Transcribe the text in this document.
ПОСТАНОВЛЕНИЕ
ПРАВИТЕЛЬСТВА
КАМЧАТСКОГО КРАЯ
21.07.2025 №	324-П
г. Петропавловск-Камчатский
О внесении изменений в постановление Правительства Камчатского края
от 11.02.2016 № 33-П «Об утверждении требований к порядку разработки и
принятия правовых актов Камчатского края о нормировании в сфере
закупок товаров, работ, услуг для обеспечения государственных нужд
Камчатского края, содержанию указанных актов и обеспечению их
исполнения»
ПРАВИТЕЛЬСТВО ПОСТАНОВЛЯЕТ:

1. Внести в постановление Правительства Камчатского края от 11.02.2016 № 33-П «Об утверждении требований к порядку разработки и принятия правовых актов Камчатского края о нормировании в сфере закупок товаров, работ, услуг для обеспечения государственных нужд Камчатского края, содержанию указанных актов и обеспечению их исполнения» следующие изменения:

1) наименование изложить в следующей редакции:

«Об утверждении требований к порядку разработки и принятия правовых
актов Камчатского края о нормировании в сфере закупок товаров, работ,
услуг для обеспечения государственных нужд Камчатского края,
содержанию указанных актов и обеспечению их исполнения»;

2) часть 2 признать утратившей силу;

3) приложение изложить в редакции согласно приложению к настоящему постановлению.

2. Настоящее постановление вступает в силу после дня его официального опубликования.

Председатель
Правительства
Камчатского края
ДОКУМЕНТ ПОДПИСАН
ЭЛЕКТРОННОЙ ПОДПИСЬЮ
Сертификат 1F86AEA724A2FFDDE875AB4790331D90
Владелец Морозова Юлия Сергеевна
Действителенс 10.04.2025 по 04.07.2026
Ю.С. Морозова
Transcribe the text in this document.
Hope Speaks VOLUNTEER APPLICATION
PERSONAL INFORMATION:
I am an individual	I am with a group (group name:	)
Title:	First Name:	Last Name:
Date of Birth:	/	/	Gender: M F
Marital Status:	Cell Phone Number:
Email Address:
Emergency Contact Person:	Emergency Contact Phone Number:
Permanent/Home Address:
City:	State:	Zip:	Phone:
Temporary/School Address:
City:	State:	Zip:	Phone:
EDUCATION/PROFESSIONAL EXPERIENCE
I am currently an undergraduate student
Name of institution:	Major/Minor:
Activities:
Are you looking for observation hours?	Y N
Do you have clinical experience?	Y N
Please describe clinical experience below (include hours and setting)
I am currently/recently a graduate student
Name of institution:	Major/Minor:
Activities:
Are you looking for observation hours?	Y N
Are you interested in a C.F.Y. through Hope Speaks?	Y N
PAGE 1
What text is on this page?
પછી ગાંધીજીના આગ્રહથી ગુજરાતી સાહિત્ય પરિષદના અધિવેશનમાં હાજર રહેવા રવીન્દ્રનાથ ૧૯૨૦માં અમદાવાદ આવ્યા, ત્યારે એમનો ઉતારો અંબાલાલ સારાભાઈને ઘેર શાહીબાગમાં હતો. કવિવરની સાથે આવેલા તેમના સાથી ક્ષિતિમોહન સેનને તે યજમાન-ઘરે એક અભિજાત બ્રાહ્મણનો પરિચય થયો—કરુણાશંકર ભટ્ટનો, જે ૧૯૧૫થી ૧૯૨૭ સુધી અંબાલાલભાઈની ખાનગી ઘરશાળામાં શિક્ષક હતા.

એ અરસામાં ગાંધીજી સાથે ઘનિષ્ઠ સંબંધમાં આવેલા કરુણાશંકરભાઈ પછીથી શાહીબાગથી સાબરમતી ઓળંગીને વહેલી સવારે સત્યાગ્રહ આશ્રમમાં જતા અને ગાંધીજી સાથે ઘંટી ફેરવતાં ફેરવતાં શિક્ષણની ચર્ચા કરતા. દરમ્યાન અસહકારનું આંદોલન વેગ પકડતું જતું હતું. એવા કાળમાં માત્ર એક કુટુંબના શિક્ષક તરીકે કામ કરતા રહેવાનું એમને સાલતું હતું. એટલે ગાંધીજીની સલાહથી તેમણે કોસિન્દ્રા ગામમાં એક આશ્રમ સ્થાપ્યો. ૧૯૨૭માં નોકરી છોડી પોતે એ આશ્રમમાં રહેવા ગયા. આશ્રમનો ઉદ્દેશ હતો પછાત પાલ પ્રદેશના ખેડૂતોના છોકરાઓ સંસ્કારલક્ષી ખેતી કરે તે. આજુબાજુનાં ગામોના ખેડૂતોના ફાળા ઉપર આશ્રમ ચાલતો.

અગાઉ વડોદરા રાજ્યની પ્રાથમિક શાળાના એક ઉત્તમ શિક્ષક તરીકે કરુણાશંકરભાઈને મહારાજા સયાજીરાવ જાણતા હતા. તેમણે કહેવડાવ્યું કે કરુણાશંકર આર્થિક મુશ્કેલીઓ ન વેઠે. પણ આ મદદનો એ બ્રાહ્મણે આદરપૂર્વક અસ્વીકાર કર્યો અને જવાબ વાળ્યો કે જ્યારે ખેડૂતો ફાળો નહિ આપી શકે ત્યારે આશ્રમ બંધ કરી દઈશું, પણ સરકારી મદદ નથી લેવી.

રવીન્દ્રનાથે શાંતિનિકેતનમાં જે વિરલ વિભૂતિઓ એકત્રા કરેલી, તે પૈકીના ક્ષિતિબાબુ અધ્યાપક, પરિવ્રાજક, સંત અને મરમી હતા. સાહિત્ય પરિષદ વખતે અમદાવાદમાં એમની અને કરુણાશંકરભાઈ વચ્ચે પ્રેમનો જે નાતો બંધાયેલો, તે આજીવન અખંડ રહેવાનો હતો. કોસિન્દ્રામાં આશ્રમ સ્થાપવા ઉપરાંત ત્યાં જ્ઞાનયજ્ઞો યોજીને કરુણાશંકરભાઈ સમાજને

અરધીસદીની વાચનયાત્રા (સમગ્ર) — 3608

### OBJECTIVE:
Say how many lines of the data include the word "разработки". Nothing other than the number should be given.

### TASK ANSWER:
3